* [ITEMS]:
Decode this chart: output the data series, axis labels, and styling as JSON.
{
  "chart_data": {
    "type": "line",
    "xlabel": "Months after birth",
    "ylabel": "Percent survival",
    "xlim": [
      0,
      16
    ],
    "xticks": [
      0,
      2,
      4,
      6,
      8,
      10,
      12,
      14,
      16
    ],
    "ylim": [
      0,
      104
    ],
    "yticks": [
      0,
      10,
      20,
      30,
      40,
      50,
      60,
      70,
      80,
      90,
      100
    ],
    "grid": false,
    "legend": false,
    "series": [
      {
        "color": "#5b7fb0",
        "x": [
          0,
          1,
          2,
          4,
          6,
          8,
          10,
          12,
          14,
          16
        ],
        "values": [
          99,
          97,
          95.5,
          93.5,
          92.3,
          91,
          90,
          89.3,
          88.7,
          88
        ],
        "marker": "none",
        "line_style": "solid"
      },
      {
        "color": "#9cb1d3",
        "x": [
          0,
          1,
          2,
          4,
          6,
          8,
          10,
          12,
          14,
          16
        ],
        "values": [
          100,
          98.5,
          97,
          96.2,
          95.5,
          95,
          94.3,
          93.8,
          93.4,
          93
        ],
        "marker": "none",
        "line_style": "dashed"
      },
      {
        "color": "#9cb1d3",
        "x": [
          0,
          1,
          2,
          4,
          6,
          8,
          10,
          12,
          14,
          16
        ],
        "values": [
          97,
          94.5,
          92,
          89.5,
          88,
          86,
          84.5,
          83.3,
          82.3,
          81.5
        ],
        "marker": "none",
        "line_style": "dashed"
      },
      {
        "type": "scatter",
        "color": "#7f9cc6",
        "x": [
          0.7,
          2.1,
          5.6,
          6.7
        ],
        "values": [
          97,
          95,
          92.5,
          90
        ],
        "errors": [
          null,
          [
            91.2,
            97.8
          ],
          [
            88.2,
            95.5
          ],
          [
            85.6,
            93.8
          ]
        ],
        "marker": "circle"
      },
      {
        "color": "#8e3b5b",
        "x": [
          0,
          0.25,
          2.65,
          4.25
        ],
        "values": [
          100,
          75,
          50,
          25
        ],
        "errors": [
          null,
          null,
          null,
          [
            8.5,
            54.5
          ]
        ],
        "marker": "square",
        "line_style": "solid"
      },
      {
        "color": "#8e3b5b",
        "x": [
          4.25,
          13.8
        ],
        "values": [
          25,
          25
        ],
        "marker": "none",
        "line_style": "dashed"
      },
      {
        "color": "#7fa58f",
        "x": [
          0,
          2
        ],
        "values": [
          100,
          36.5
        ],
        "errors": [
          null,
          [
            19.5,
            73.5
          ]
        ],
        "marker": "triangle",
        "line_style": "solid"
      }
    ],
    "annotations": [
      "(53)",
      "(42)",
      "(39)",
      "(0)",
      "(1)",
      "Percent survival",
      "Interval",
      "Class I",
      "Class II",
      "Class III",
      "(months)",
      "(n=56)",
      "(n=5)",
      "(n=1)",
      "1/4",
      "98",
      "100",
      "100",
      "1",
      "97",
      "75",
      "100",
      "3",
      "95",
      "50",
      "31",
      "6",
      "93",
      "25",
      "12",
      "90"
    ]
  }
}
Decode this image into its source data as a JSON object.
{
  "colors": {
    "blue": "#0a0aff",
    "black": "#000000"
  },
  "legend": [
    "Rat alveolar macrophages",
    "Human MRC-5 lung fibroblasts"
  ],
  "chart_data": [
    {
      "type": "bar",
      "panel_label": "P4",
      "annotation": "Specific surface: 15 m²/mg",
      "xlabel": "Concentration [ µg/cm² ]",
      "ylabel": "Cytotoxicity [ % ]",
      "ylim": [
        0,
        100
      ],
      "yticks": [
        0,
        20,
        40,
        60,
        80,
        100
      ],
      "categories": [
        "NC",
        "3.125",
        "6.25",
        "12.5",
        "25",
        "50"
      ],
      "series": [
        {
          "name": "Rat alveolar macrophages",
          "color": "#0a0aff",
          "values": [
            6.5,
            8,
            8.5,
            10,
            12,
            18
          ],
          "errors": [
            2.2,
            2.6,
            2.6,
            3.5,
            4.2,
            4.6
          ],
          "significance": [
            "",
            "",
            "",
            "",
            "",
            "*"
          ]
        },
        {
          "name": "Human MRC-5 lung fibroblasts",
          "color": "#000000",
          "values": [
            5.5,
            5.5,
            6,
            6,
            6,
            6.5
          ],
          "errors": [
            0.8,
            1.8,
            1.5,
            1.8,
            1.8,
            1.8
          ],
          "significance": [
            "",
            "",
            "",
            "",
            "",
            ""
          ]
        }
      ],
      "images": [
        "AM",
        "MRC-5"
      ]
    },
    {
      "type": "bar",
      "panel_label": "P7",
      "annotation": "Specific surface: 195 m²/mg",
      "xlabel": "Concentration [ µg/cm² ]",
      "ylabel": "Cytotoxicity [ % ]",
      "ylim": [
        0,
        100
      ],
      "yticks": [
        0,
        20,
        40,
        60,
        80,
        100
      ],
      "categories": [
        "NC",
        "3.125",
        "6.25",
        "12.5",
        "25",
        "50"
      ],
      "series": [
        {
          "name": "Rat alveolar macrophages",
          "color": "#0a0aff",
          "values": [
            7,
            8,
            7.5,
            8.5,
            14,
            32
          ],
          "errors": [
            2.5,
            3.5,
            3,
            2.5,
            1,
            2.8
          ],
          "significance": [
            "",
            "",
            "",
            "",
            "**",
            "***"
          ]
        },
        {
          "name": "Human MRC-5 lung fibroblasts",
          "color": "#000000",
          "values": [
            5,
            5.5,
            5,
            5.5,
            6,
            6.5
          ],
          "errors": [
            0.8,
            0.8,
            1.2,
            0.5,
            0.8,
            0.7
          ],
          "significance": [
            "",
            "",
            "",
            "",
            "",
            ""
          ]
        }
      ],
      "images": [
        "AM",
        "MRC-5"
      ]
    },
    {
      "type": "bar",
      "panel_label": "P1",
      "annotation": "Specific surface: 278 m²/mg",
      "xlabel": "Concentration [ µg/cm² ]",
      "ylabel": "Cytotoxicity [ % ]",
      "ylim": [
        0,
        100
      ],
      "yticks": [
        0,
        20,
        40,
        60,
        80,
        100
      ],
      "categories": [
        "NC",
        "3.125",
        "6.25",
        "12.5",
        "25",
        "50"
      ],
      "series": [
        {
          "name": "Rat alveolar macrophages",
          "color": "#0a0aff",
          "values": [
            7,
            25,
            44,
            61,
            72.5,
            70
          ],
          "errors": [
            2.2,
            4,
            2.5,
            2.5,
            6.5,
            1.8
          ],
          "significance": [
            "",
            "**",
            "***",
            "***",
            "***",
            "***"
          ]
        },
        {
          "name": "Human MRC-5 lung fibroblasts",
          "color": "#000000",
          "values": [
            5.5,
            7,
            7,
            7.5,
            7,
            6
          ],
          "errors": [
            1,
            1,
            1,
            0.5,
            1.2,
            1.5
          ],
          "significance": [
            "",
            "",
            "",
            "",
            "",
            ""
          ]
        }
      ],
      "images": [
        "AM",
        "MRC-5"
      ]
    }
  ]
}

* [THE PROBLEM]: In this exercise, repeat all entries exactly.

* [ANSWER TO THIS TASK]:
Decode this chart: output the data series, axis labels, and styling as JSON.
{
  "chart_data": {
    "type": "line",
    "xlabel": "Months after birth",
    "ylabel": "Percent survival",
    "xlim": [
      0,
      16
    ],
    "xticks": [
      0,
      2,
      4,
      6,
      8,
      10,
      12,
      14,
      16
    ],
    "ylim": [
      0,
      104
    ],
    "yticks": [
      0,
      10,
      20,
      30,
      40,
      50,
      60,
      70,
      80,
      90,
      100
    ],
    "grid": false,
    "legend": false,
    "series": [
      {
        "color": "#5b7fb0",
        "x": [
          0,
          1,
          2,
          4,
          6,
          8,
          10,
          12,
          14,
          16
        ],
        "values": [
          99,
          97,
          95.5,
          93.5,
          92.3,
          91,
          90,
          89.3,
          88.7,
          88
        ],
        "marker": "none",
        "line_style": "solid"
      },
      {
        "color": "#9cb1d3",
        "x": [
          0,
          1,
          2,
          4,
          6,
          8,
          10,
          12,
          14,
          16
        ],
        "values": [
          100,
          98.5,
          97,
          96.2,
          95.5,
          95,
          94.3,
          93.8,
          93.4,
          93
        ],
        "marker": "none",
        "line_style": "dashed"
      },
      {
        "color": "#9cb1d3",
        "x": [
          0,
          1,
          2,
          4,
          6,
          8,
          10,
          12,
          14,
          16
        ],
        "values": [
          97,
          94.5,
          92,
          89.5,
          88,
          86,
          84.5,
          83.3,
          82.3,
          81.5
        ],
        "marker": "none",
        "line_style": "dashed"
      },
      {
        "type": "scatter",
        "color": "#7f9cc6",
        "x": [
          0.7,
          2.1,
          5.6,
          6.7
        ],
        "values": [
          97,
          95,
          92.5,
          90
        ],
        "errors": [
          null,
          [
            91.2,
            97.8
          ],
          [
            88.2,
            95.5
          ],
          [
            85.6,
            93.8
          ]
        ],
        "marker": "circle"
      },
      {
        "color": "#8e3b5b",
        "x": [
          0,
          0.25,
          2.65,
          4.25
        ],
        "values": [
          100,
          75,
          50,
          25
        ],
        "errors": [
          null,
          null,
          null,
          [
            8.5,
            54.5
          ]
        ],
        "marker": "square",
        "line_style": "solid"
      },
      {
        "color": "#8e3b5b",
        "x": [
          4.25,
          13.8
        ],
        "values": [
          25,
          25
        ],
        "marker": "none",
        "line_style": "dashed"
      },
      {
        "color": "#7fa58f",
        "x": [
          0,
          2
        ],
        "values": [
          100,
          36.5
        ],
        "errors": [
          null,
          [
            19.5,
            73.5
          ]
        ],
        "marker": "triangle",
        "line_style": "solid"
      }
    ],
    "annotations": [
      "(53)",
      "(42)",
      "(39)",
      "(0)",
      "(1)",
      "Percent survival",
      "Interval",
      "Class I",
      "Class II",
      "Class III",
      "(months)",
      "(n=56)",
      "(n=5)",
      "(n=1)",
      "1/4",
      "98",
      "100",
      "100",
      "1",
      "97",
      "75",
      "100",
      "3",
      "95",
      "50",
      "31",
      "6",
      "93",
      "25",
      "12",
      "90"
    ]
  }
}
Decode this image into its source data as a JSON object.
{
  "colors": {
    "blue": "#0a0aff",
    "black": "#000000"
  },
  "legend": [
    "Rat alveolar macrophages",
    "Human MRC-5 lung fibroblasts"
  ],
  "chart_data": [
    {
      "type": "bar",
      "panel_label": "P4",
      "annotation": "Specific surface: 15 m²/mg",
      "xlabel": "Concentration [ µg/cm² ]",
      "ylabel": "Cytotoxicity [ % ]",
      "ylim": [
        0,
        100
      ],
      "yticks": [
        0,
        20,
        40,
        60,
        80,
        100
      ],
      "categories": [
        "NC",
        "3.125",
        "6.25",
        "12.5",
        "25",
        "50"
      ],
      "series": [
        {
          "name": "Rat alveolar macrophages",
          "color": "#0a0aff",
          "values": [
            6.5,
            8,
            8.5,
            10,
            12,
            18
          ],
          "errors": [
            2.2,
            2.6,
            2.6,
            3.5,
            4.2,
            4.6
          ],
          "significance": [
            "",
            "",
            "",
            "",
            "",
            "*"
          ]
        },
        {
          "name": "Human MRC-5 lung fibroblasts",
          "color": "#000000",
          "values": [
            5.5,
            5.5,
            6,
            6,
            6,
            6.5
          ],
          "errors": [
            0.8,
            1.8,
            1.5,
            1.8,
            1.8,
            1.8
          ],
          "significance": [
            "",
            "",
            "",
            "",
            "",
            ""
          ]
        }
      ],
      "images": [
        "AM",
        "MRC-5"
      ]
    },
    {
      "type": "bar",
      "panel_label": "P7",
      "annotation": "Specific surface: 195 m²/mg",
      "xlabel": "Concentration [ µg/cm² ]",
      "ylabel": "Cytotoxicity [ % ]",
      "ylim": [
        0,
        100
      ],
      "yticks": [
        0,
        20,
        40,
        60,
        80,
        100
      ],
      "categories": [
        "NC",
        "3.125",
        "6.25",
        "12.5",
        "25",
        "50"
      ],
      "series": [
        {
          "name": "Rat alveolar macrophages",
          "color": "#0a0aff",
          "values": [
            7,
            8,
            7.5,
            8.5,
            14,
            32
          ],
          "errors": [
            2.5,
            3.5,
            3,
            2.5,
            1,
            2.8
          ],
          "significance": [
            "",
            "",
            "",
            "",
            "**",
            "***"
          ]
        },
        {
          "name": "Human MRC-5 lung fibroblasts",
          "color": "#000000",
          "values": [
            5,
            5.5,
            5,
            5.5,
            6,
            6.5
          ],
          "errors": [
            0.8,
            0.8,
            1.2,
            0.5,
            0.8,
            0.7
          ],
          "significance": [
            "",
            "",
            "",
            "",
            "",
            ""
          ]
        }
      ],
      "images": [
        "AM",
        "MRC-5"
      ]
    },
    {
      "type": "bar",
      "panel_label": "P1",
      "annotation": "Specific surface: 278 m²/mg",
      "xlabel": "Concentration [ µg/cm² ]",
      "ylabel": "Cytotoxicity [ % ]",
      "ylim": [
        0,
        100
      ],
      "yticks": [
        0,
        20,
        40,
        60,
        80,
        100
      ],
      "categories": [
        "NC",
        "3.125",
        "6.25",
        "12.5",
        "25",
        "50"
      ],
      "series": [
        {
          "name": "Rat alveolar macrophages",
          "color": "#0a0aff",
          "values": [
            7,
            25,
            44,
            61,
            72.5,
            70
          ],
          "errors": [
            2.2,
            4,
            2.5,
            2.5,
            6.5,
            1.8
          ],
          "significance": [
            "",
            "**",
            "***",
            "***",
            "***",
            "***"
          ]
        },
        {
          "name": "Human MRC-5 lung fibroblasts",
          "color": "#000000",
          "values": [
            5.5,
            7,
            7,
            7.5,
            7,
            6
          ],
          "errors": [
            1,
            1,
            1,
            0.5,
            1.2,
            1.5
          ],
          "significance": [
            "",
            "",
            "",
            "",
            "",
            ""
          ]
        }
      ],
      "images": [
        "AM",
        "MRC-5"
      ]
    }
  ]
}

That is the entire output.